* TASK TO CARRY OUT
Turn the stretch of the listing from its first line through the line containing "cycles-title: Cycles — [3, 565, 42, 579]" into a numbered list, leaving out any blank lines.
======== STORED ROWS
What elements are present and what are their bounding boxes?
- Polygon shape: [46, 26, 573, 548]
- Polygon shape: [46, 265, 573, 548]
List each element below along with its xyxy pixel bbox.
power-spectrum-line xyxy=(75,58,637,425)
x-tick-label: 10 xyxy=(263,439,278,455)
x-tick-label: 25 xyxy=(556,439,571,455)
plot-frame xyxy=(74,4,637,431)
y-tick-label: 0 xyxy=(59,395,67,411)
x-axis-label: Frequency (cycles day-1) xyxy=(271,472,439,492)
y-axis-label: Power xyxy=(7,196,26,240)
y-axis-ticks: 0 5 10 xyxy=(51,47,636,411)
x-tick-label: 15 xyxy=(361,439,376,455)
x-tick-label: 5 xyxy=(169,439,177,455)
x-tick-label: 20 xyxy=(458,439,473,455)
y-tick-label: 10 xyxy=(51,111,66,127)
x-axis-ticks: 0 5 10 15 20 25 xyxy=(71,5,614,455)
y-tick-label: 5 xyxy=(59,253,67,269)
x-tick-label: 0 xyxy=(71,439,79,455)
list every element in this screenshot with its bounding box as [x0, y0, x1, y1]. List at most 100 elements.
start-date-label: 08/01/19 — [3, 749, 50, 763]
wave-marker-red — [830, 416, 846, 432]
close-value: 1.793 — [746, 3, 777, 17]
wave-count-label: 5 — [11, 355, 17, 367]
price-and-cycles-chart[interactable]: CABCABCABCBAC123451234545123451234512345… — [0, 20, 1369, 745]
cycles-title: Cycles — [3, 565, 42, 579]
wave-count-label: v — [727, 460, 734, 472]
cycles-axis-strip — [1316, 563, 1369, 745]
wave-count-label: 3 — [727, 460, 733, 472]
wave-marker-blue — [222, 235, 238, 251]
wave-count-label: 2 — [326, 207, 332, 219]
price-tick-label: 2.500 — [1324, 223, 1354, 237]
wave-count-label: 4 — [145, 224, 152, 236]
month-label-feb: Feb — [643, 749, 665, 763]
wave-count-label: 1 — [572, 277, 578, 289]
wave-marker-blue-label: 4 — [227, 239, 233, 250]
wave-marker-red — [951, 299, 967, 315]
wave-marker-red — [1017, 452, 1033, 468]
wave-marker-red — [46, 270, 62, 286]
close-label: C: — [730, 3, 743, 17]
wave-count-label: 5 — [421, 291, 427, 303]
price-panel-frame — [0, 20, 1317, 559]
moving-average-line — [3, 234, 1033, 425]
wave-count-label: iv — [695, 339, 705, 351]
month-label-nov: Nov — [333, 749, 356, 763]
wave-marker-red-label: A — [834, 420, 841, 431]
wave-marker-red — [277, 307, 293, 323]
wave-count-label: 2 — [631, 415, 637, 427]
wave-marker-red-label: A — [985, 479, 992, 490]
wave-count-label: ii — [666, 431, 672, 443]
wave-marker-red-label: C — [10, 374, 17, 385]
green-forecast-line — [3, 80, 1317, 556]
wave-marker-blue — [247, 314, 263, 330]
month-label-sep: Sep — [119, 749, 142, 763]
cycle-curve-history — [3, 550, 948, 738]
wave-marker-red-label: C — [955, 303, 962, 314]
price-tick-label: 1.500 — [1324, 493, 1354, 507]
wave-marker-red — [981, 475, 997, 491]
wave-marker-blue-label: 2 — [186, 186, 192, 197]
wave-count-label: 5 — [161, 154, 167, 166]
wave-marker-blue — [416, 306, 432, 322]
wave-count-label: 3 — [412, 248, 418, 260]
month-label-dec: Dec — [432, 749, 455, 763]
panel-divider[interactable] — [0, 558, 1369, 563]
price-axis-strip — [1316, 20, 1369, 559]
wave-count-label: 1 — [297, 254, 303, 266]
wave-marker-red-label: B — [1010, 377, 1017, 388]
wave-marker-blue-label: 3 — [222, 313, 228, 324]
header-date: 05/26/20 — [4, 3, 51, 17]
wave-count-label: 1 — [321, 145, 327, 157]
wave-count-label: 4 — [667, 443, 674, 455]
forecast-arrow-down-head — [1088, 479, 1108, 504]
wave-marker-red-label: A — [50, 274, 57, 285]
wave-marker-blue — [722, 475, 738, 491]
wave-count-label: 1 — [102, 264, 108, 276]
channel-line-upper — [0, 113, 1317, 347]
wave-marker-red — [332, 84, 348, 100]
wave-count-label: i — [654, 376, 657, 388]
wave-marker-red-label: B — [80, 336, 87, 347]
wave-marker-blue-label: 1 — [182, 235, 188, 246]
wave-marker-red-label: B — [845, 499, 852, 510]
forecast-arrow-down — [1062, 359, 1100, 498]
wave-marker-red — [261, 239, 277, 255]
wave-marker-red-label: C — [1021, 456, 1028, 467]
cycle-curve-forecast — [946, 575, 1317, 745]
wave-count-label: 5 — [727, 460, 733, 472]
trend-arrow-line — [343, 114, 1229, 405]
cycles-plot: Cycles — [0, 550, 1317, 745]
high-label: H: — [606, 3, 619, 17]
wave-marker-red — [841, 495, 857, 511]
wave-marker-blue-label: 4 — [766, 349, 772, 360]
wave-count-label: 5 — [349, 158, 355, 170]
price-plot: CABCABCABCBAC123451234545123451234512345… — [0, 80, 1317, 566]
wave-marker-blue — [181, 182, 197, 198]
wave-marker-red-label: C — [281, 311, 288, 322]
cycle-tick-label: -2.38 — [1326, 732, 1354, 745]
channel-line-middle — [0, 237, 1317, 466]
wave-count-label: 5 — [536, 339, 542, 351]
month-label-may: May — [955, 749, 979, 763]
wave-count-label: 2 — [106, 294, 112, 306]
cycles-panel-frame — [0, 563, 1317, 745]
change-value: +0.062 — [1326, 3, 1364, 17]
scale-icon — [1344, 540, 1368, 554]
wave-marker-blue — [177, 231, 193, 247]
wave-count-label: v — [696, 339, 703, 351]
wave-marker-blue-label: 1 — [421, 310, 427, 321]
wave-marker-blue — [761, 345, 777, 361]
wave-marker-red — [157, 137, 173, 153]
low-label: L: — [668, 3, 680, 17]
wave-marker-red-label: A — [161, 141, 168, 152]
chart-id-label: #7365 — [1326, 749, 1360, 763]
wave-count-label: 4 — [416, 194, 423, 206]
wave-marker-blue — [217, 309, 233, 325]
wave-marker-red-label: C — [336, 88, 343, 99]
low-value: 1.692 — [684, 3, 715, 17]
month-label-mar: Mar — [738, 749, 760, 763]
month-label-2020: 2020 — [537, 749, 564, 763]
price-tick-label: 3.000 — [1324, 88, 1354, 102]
================
* TASK ANSWER
1. What elements are present and what are their bounding boxes?
2. - Polygon shape: [46, 26, 573, 548]
3. - Polygon shape: [46, 265, 573, 548]
4. List each element below along with its xyxy pixel bbox.
5. power-spectrum-line xyxy=(75,58,637,425)
6. x-tick-label: 10 xyxy=(263,439,278,455)
7. x-tick-label: 25 xyxy=(556,439,571,455)
8. plot-frame xyxy=(74,4,637,431)
9. y-tick-label: 0 xyxy=(59,395,67,411)
10. x-axis-label: Frequency (cycles day-1) xyxy=(271,472,439,492)
11. y-axis-label: Power xyxy=(7,196,26,240)
12. y-axis-ticks: 0 5 10 xyxy=(51,47,636,411)
13. x-tick-label: 15 xyxy=(361,439,376,455)
14. x-tick-label: 5 xyxy=(169,439,177,455)
15. x-tick-label: 20 xyxy=(458,439,473,455)
16. y-tick-label: 10 xyxy=(51,111,66,127)
17. x-axis-ticks: 0 5 10 15 20 25 xyxy=(71,5,614,455)
18. y-tick-label: 5 xyxy=(59,253,67,269)
19. x-tick-label: 0 xyxy=(71,439,79,455)
20. list every element in this screenshot with its bounding box as [x0, y0, x1, y1]. List at most 100 elements.
21. start-date-label: 08/01/19 — [3, 749, 50, 763]
22. wave-marker-red — [830, 416, 846, 432]
23. close-value: 1.793 — [746, 3, 777, 17]
24. wave-count-label: 5 — [11, 355, 17, 367]
25. price-and-cycles-chart[interactable]: CABCABCABCBAC123451234545123451234512345… — [0, 20, 1369, 745]
26. cycles-title: Cycles — [3, 565, 42, 579]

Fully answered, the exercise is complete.